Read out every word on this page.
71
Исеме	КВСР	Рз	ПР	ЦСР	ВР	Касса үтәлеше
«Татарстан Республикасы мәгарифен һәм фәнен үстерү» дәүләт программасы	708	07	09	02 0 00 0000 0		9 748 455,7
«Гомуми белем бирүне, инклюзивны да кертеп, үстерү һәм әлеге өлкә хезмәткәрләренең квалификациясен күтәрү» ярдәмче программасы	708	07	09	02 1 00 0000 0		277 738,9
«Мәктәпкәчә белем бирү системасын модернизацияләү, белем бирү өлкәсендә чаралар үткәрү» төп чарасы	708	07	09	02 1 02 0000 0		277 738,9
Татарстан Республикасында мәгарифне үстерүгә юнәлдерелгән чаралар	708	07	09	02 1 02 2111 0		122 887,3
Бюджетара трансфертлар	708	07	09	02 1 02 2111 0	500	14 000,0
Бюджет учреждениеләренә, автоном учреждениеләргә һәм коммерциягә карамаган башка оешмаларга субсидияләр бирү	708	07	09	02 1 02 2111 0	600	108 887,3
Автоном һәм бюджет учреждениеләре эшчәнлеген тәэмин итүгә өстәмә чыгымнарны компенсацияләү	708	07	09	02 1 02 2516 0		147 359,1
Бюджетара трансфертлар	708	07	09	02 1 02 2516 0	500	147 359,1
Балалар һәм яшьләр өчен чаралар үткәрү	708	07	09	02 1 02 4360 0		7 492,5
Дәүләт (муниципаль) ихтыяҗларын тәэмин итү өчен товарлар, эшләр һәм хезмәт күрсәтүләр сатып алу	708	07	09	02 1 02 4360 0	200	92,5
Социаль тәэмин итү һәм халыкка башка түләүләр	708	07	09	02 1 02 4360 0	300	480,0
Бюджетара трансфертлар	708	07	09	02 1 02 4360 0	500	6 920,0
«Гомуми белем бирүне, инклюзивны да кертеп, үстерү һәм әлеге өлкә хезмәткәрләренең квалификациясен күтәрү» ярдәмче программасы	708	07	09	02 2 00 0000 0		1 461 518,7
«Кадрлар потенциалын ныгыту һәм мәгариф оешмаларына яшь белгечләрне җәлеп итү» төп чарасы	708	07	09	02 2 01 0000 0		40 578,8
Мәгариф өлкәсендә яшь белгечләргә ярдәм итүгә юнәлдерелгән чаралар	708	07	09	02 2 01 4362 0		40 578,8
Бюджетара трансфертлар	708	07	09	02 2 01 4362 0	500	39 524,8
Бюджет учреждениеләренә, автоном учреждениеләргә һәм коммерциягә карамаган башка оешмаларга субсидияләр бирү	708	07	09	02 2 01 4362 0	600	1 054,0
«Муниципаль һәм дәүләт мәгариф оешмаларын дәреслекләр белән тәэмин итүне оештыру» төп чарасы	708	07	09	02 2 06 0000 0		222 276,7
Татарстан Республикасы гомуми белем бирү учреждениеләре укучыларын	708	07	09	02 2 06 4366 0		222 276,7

WORK REQUIRED. Copy all the entries verbatim.

REPLY TO THE TASK.
Read out every word on this page.
71
Исеме	КВСР	Рз	ПР	ЦСР	ВР	Касса үтәлеше
«Татарстан Республикасы мәгарифен һәм фәнен үстерү» дәүләт программасы	708	07	09	02 0 00 0000 0		9 748 455,7
«Гомуми белем бирүне, инклюзивны да кертеп, үстерү һәм әлеге өлкә хезмәткәрләренең квалификациясен күтәрү» ярдәмче программасы	708	07	09	02 1 00 0000 0		277 738,9
«Мәктәпкәчә белем бирү системасын модернизацияләү, белем бирү өлкәсендә чаралар үткәрү» төп чарасы	708	07	09	02 1 02 0000 0		277 738,9
Татарстан Республикасында мәгарифне үстерүгә юнәлдерелгән чаралар	708	07	09	02 1 02 2111 0		122 887,3
Бюджетара трансфертлар	708	07	09	02 1 02 2111 0	500	14 000,0
Бюджет учреждениеләренә, автоном учреждениеләргә һәм коммерциягә карамаган башка оешмаларга субсидияләр бирү	708	07	09	02 1 02 2111 0	600	108 887,3
Автоном һәм бюджет учреждениеләре эшчәнлеген тәэмин итүгә өстәмә чыгымнарны компенсацияләү	708	07	09	02 1 02 2516 0		147 359,1
Бюджетара трансфертлар	708	07	09	02 1 02 2516 0	500	147 359,1
Балалар һәм яшьләр өчен чаралар үткәрү	708	07	09	02 1 02 4360 0		7 492,5
Дәүләт (муниципаль) ихтыяҗларын тәэмин итү өчен товарлар, эшләр һәм хезмәт күрсәтүләр сатып алу	708	07	09	02 1 02 4360 0	200	92,5
Социаль тәэмин итү һәм халыкка башка түләүләр	708	07	09	02 1 02 4360 0	300	480,0
Бюджетара трансфертлар	708	07	09	02 1 02 4360 0	500	6 920,0
«Гомуми белем бирүне, инклюзивны да кертеп, үстерү һәм әлеге өлкә хезмәткәрләренең квалификациясен күтәрү» ярдәмче программасы	708	07	09	02 2 00 0000 0		1 461 518,7
«Кадрлар потенциалын ныгыту һәм мәгариф оешмаларына яшь белгечләрне җәлеп итү» төп чарасы	708	07	09	02 2 01 0000 0		40 578,8
Мәгариф өлкәсендә яшь белгечләргә ярдәм итүгә юнәлдерелгән чаралар	708	07	09	02 2 01 4362 0		40 578,8
Бюджетара трансфертлар	708	07	09	02 2 01 4362 0	500	39 524,8
Бюджет учреждениеләренә, автоном учреждениеләргә һәм коммерциягә карамаган башка оешмаларга субсидияләр бирү	708	07	09	02 2 01 4362 0	600	1 054,0
«Муниципаль һәм дәүләт мәгариф оешмаларын дәреслекләр белән тәэмин итүне оештыру» төп чарасы	708	07	09	02 2 06 0000 0		222 276,7
Татарстан Республикасы гомуми белем бирү учреждениеләре укучыларын	708	07	09	02 2 06 4366 0		222 276,7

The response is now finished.